Task brief:
In the following material, identify every line holding the string "подпись" and return it.

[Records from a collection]
========================================
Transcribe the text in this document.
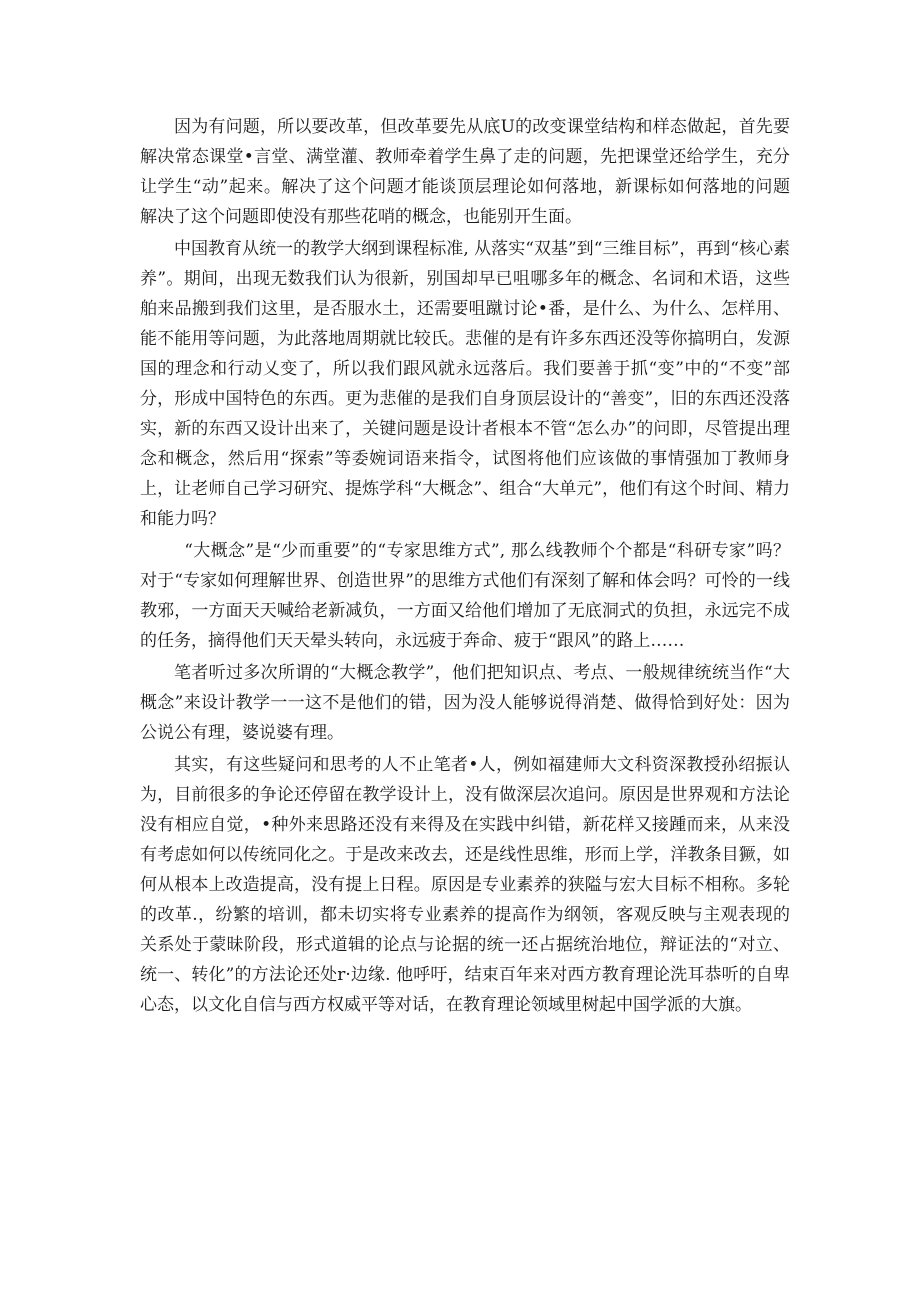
因为有问题，所以要改革，但改革要先从底U的改变课堂结构和样态做起，首先要解决常态课堂•言堂、满堂灌、教师牵着学生鼻了走的问题，先把课堂还给学生，充分让学生“动”起来。解决了这个问题才能谈顶层理论如何落地，新课标如何落地的问题 解决了这个问题即使没有那些花哨的概念，也能别开生面。

中国教育从统一的教学大纲到课程标准, 从落实“双基”到“三维目标”，再到“核心素养”。期间，出现无数我们认为很新，别国却早已咀哪多年的概念、名词和术语，这些舶来品搬到我们这里，是否服水土，还需要咀蹴讨论•番，是什么、为什么、怎样用、能不能用等问题，为此落地周期就比较氏。悲催的是有许多东西还没等你搞明白，发源国的理念和行动乂变了，所以我们跟风就永远落后。我们要善于抓“变”中的“不变”部分，形成中国特色的东西。更为悲催的是我们自身顶层设计的“善变”，旧的东西还没落实，新的东西又设计出来了，关键问题是设计者根本不管“怎么办”的问即，尽管提出理念和概念，然后用“探索”等委婉词语来指令，试图将他们应该做的事情强加丁教师身上，让老师自己学习研究、提炼学科“大概念”、组合“大单元”，他们有这个时间、精力和能力吗？

“大概念”是“少而重要”的“专家思维方式”, 那么线教师个个都是“科研专家”吗？对于“专家如何理解世界、创造世界”的思维方式他们有深刻了解和体会吗？可怜的一线教邪，一方面天天喊给老新减负，一方面又给他们增加了无底洞式的负担，永远完不成的任务，摘得他们天天晕头转向，永远疲于奔命、疲于“跟风”的路上……

笔者听过多次所谓的“大概念教学”，他们把知识点、考点、一般规律统统当作“大概念”来设计教学一一这不是他们的错，因为没人能够说得消楚、做得恰到好处：因为公说公有理，婆说婆有理。

其实，有这些疑问和思考的人不止笔者•人，例如福建师大文科资深教授孙绍振认为，目前很多的争论还停留在教学设计上，没有做深层次追问。原因是世界观和方法论没有相应自觉，•种外来思路还没有来得及在实践中纠错，新花样又接踵而来，从来没有考虑如何以传统同化之。于是改来改去，还是线性思维，形而上学，洋教条目獗，如何从根本上改造提高，没有提上日程。原因是专业素养的狭隘与宏大目标不相称。多轮的改革.，纷繁的培训，都未切实将专业素养的提高作为纲领，客观反映与主观表现的关系处于蒙昧阶段，形式道辑的论点与论据的统一还占据统治地位，辩证法的“对立、统一、转化”的方法论还处r·边缘. 他呼吁，结束百年来对西方教育理论洗耳恭听的自卑心态，以文化自信与西方权威平等对话，在教育理论领域里树起中国学派的大旗。
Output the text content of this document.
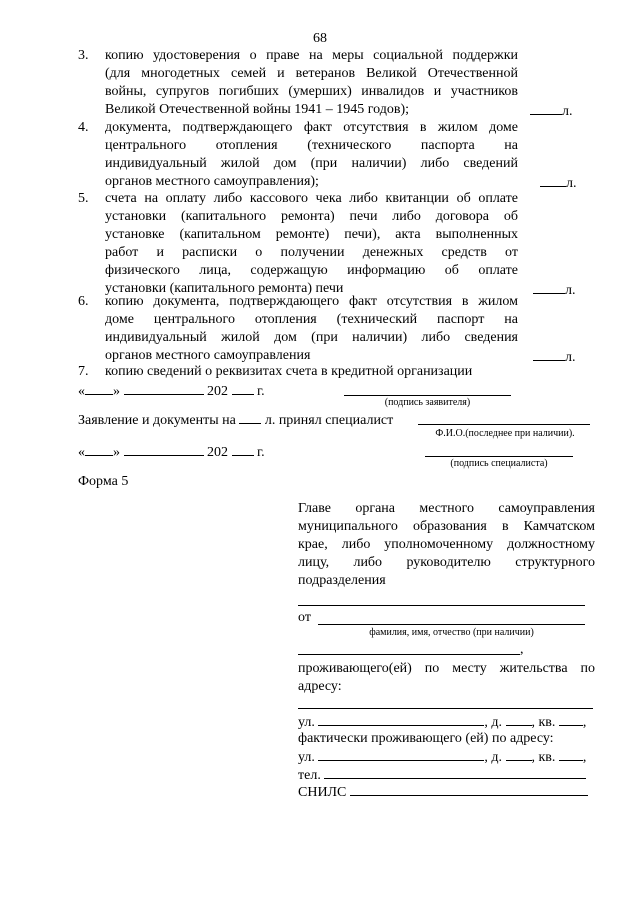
68
3.	копию удостоверения о праве на меры социальной поддержки
(для многодетных семей и ветеранов Великой Отечественной
войны, супругов погибших (умерших) инвалидов и участников
Великой Отечественной войны 1941 – 1945 годов);	л.
4.	документа, подтверждающего факт отсутствия в жилом доме
центрального отопления (технического паспорта на
индивидуальный жилой дом (при наличии) либо сведений
органов местного самоуправления);	л.
5.	счета на оплату либо кассового чека либо квитанции об оплате
установки (капитального ремонта) печи либо договора об
установке (капитальном ремонте) печи), акта выполненных
работ и расписки о получении денежных средств от
физического лица, содержащую информацию об оплате
установки (капитального ремонта) печи	л.
6.	копию документа, подтверждающего факт отсутствия в жилом
доме центрального отопления (технический паспорт на
индивидуальный жилой дом (при наличии) либо сведения
органов местного самоуправления	л.
7.	копию сведений о реквизитах счета в кредитной организации
« »	202 г.
(подпись заявителя)
Заявление и документы на л. принял специалист
Ф.И.О.(последнее при наличии).
« »	202 г.
(подпись специалиста)
Форма 5
Главе органа местного самоуправления
муниципального образования в Камчатском
крае, либо уполномоченному должностному
лицу, либо руководителю структурного
подразделения
от
фамилия, имя, отчество (при наличии)
,
проживающего(ей) по месту жительства по
адресу:
ул.	, д. , кв. ,
фактически проживающего (ей) по адресу:
ул.	, д. , кв. ,
тел.
СНИЛС
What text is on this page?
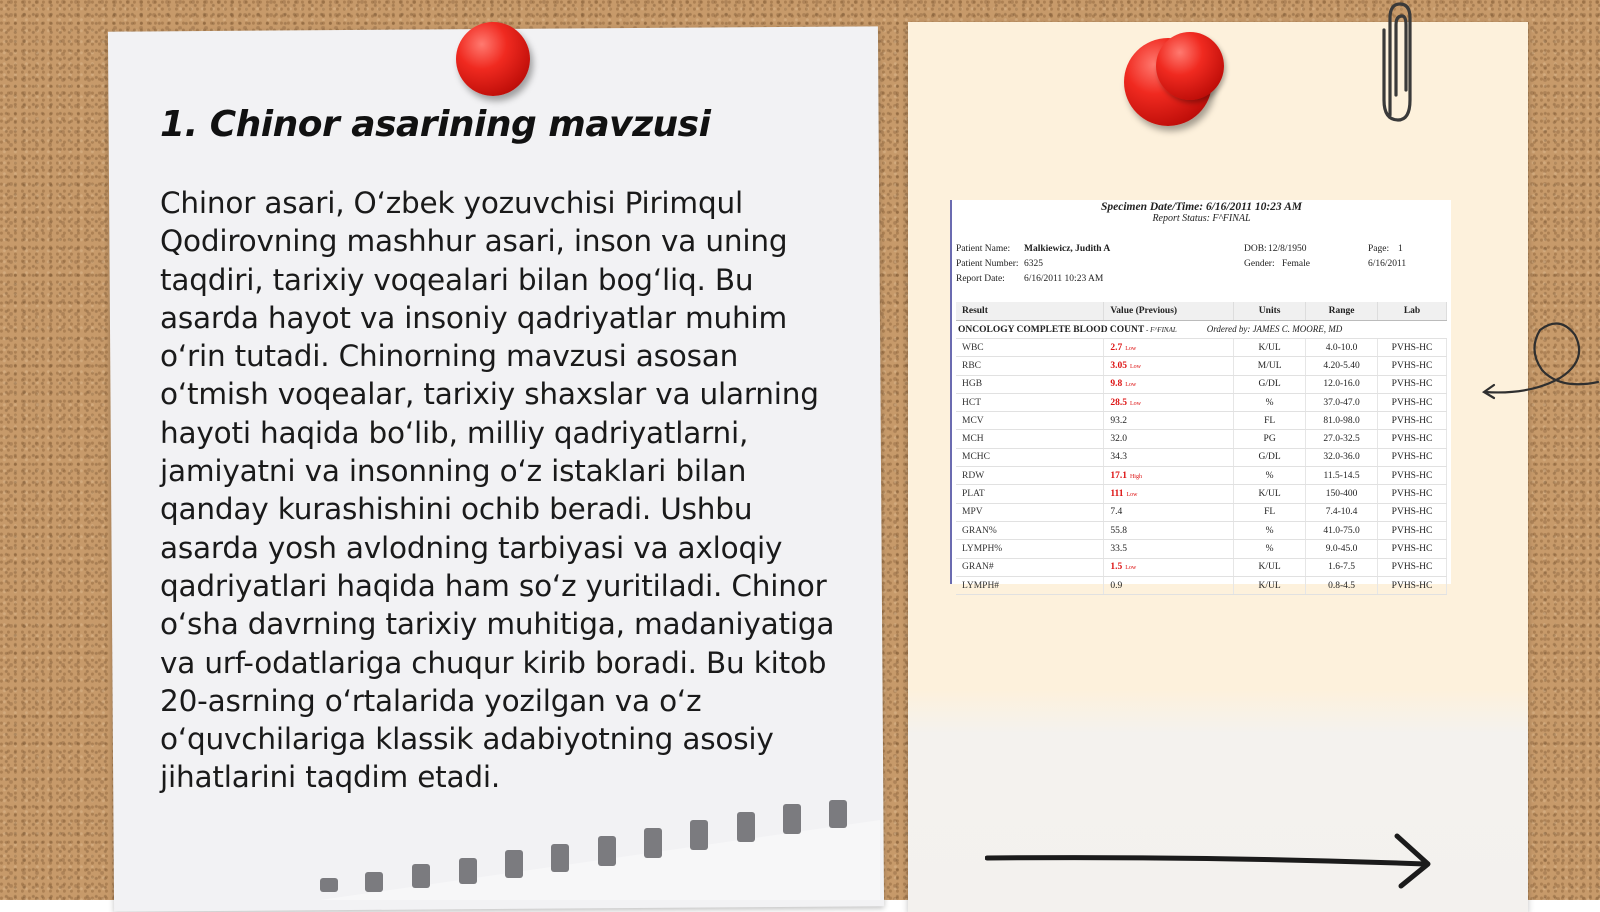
1. Chinor asarining mavzusi

Chinor asari, O‘zbek yozuvchisi Pirimqul Qodirovning mashhur asari, inson va uning taqdiri, tarixiy voqealari bilan bog‘liq. Bu asarda hayot va insoniy qadriyatlar muhim o‘rin tutadi. Chinorning mavzusi asosan o‘tmish voqealar, tarixiy shaxslar va ularning hayoti haqida bo‘lib, milliy qadriyatlarni, jamiyatni va insonning o‘z istaklari bilan qanday kurashishini ochib beradi. Ushbu asarda yosh avlodning tarbiyasi va axloqiy qadriyatlari haqida ham so‘z yuritiladi. Chinor o‘sha davrning tarixiy muhitiga, madaniyatiga va urf-odatlariga chuqur kirib boradi. Bu kitob 20-asrning o‘rtalarida yozilgan va o‘z o‘quvchilariga klassik adabiyotning asosiy jihatlarini taqdim etadi.

Specimen Date/Time: 6/16/2011 10:23 AM
Report Status: F^FINAL
Patient Name: Malkiewicz, Judith A	DOB: 12/8/1950	Page: 1
Patient Number: 6325	Gender: Female	6/16/2011
Report Date: 6/16/2011 10:23 AM
Result	Value (Previous)	Units	Range	Lab
ONCOLOGY COMPLETE BLOOD COUNT - F^FINAL Ordered by: JAMES C. MOORE, MD				
WBC	2.7 Low	K/UL	4.0-10.0	PVHS-HC
RBC	3.05 Low	M/UL	4.20-5.40	PVHS-HC
HGB	9.8 Low	G/DL	12.0-16.0	PVHS-HC
HCT	28.5 Low	%	37.0-47.0	PVHS-HC
MCV	93.2	FL	81.0-98.0	PVHS-HC
MCH	32.0	PG	27.0-32.5	PVHS-HC
MCHC	34.3	G/DL	32.0-36.0	PVHS-HC
RDW	17.1 High	%	11.5-14.5	PVHS-HC
PLAT	111 Low	K/UL	150-400	PVHS-HC
MPV	7.4	FL	7.4-10.4	PVHS-HC
GRAN%	55.8	%	41.0-75.0	PVHS-HC
LYMPH%	33.5	%	9.0-45.0	PVHS-HC
GRAN#	1.5 Low	K/UL	1.6-7.5	PVHS-HC
LYMPH#	0.9	K/UL	0.8-4.5	PVHS-HC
========================================
Solution for this problem:
(подпись заявителя)
(подпись специалиста)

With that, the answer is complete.